Collected data
----

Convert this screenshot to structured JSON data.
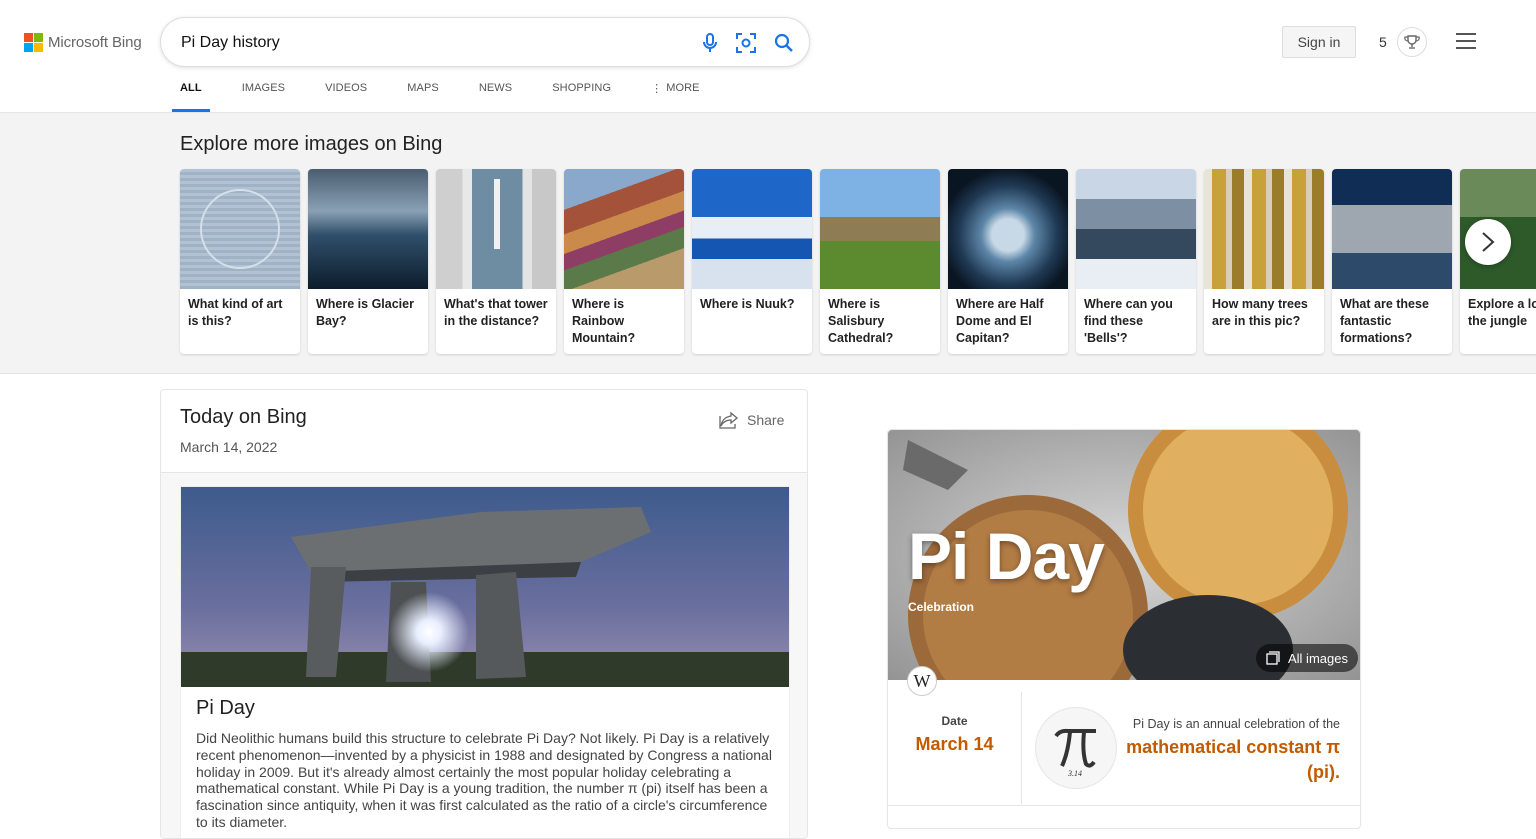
{
  "brand": {
    "logo_text": "Microsoft Bing",
    "colors": {
      "red": "#f25022",
      "green": "#7fba00",
      "blue": "#00a4ef",
      "yellow": "#ffb900"
    }
  },
  "search": {
    "query": "Pi Day history",
    "placeholder": ""
  },
  "header": {
    "signin": "Sign in",
    "rewards_count": "5"
  },
  "tabs": [
    {
      "label": "ALL",
      "active": true
    },
    {
      "label": "IMAGES"
    },
    {
      "label": "VIDEOS"
    },
    {
      "label": "MAPS"
    },
    {
      "label": "NEWS"
    },
    {
      "label": "SHOPPING"
    },
    {
      "label": "MORE"
    }
  ],
  "explore": {
    "title": "Explore more images on Bing",
    "cards": [
      {
        "label": "What kind of art is this?"
      },
      {
        "label": "Where is Glacier Bay?"
      },
      {
        "label": "What's that tower in the distance?"
      },
      {
        "label": "Where is Rainbow Mountain?"
      },
      {
        "label": "Where is Nuuk?"
      },
      {
        "label": "Where is Salisbury Cathedral?"
      },
      {
        "label": "Where are Half Dome and El Capitan?"
      },
      {
        "label": "Where can you find these 'Bells'?"
      },
      {
        "label": "How many trees are in this pic?"
      },
      {
        "label": "What are these fantastic formations?"
      },
      {
        "label": "Explore a lo in the jungle"
      }
    ]
  },
  "today": {
    "title": "Today on Bing",
    "date": "March 14, 2022",
    "share": "Share",
    "card_title": "Pi Day",
    "card_desc": "Did Neolithic humans build this structure to celebrate Pi Day? Not likely. Pi Day is a relatively recent phenomenon—invented by a physicist in 1988 and designated by Congress a national holiday in 2009. But it's already almost certainly the most popular holiday celebrating a mathematical constant. While Pi Day is a young tradition, the number π (pi) itself has been a fascination since antiquity, when it was first calculated as the ratio of a circle's circumference to its diameter."
  },
  "entity": {
    "title": "Pi Day",
    "subtitle": "Celebration",
    "all_images": "All images",
    "wiki_letter": "W",
    "date_label": "Date",
    "date_value": "March 14",
    "pi_caption": "3.14",
    "desc_small": "Pi Day is an annual celebration of the",
    "desc_big": "mathematical constant π (pi)."
  }
}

----

* PROBLEM DETAILS:
Using the material above, work out how many lines contain the string "these". Give that number alone.

* RESPONSE:
2